TAREFAS A REALIZAR:
#1 No texto sobre a confiança filial, reproduza o trecho que começa pelas palavras com "Somos estimulados, portanto, a" e termina em "para a humanidade.", renomeando "Maria" como "a Virgem".
#2 Responda, com base no texto sobre a confiança filial:
(a) O que Maria permitiu por seu sim?
(b) De quem se deve aprender o segredo da confiança na ação fecundante do Senhor?
(c) Para quem somos chamados a ser férteis de Cristo?

TEXTO FORNECIDO:
>>>>>
Somos estimulados, portanto, a deixar que Deus
finque raízes em nós como sinal de disponibilidade
e generosidade, assim como Maria,
o terreno mais propício e fértil que já existiu, estando totalmente aberta para
o Pai, permitiu, por seu sim, que a
Semente da Vida pudesse germinar em seu interior e gerar frutos de eternidade
para todos os homens. Possamos nós aprender da Mãe de Deus o segredo da
confiança na ação fecundante do
Senhor em nós, uma confiança filial
que se abre para o que o Pai deseja plantar e colher no terreno da nossa vida,
e a sermos, como ela foi e segue sendo na Igreja, férteis de Cristo para a humanidade.
<<<<<
Entradas armazenadas
>>>>>
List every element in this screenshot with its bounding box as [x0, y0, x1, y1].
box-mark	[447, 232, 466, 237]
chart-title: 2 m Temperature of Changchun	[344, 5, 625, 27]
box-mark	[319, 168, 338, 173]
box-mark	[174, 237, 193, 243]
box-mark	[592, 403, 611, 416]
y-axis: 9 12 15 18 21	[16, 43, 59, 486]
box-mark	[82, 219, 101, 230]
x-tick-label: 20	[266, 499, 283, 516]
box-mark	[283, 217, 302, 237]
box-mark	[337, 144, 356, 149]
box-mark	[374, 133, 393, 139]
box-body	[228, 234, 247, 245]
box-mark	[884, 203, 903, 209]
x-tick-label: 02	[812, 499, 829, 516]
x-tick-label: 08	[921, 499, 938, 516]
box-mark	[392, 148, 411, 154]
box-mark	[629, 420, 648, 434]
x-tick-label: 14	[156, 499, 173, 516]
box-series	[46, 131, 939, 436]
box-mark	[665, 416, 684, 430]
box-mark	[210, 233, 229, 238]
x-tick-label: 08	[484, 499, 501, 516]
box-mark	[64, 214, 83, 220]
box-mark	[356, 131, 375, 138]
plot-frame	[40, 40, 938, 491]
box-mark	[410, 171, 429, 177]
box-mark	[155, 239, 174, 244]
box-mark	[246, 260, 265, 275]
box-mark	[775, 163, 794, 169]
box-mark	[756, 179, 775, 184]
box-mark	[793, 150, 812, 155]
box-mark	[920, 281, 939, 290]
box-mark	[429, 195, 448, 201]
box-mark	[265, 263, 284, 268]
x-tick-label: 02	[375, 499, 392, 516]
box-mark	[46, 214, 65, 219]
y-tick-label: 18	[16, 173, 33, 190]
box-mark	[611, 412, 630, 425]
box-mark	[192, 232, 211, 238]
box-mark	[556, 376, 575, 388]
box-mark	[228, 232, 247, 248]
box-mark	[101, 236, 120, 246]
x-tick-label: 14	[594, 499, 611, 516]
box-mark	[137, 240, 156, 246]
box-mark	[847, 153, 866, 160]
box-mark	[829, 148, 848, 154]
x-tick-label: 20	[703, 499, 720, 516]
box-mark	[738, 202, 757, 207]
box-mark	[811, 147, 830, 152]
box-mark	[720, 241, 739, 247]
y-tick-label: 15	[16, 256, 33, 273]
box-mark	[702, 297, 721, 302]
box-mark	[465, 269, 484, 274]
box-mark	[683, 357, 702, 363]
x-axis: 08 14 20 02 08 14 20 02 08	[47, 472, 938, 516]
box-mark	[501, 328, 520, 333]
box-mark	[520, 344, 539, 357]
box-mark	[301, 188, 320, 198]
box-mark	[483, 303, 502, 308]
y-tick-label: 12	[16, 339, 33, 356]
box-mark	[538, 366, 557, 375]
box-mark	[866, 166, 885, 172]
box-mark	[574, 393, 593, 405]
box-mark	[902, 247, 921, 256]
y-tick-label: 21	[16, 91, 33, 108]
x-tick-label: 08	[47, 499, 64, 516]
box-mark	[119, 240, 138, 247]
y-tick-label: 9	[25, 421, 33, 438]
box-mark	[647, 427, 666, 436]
<<<<<
RESPOSTAS DO EXERCÍCIO:
#1
Somos estimulados, portanto, a deixar que Deus
finque raízes em nós como sinal de disponibilidade
e generosidade, assim como a Virgem,
o terreno mais propício e fértil que já existiu, estando totalmente aberta para
o Pai, permitiu, por seu sim, que a
Semente da Vida pudesse germinar em seu interior e gerar frutos de eternidade
para todos os homens. Possamos nós aprender da Mãe de Deus o segredo da
confiança na ação fecundante do
Senhor em nós, uma confiança filial
que se abre para o que o Pai deseja plantar e colher no terreno da nossa vida,
e a sermos, como ela foi e segue sendo na Igreja, férteis de Cristo para a humanidade.

#2
(a) Que a Semente da Vida pudesse germinar em seu interior e gerar frutos de eternidade para todos os homens.
(b) Da Mãe de Deus.
(c) Para a humanidade.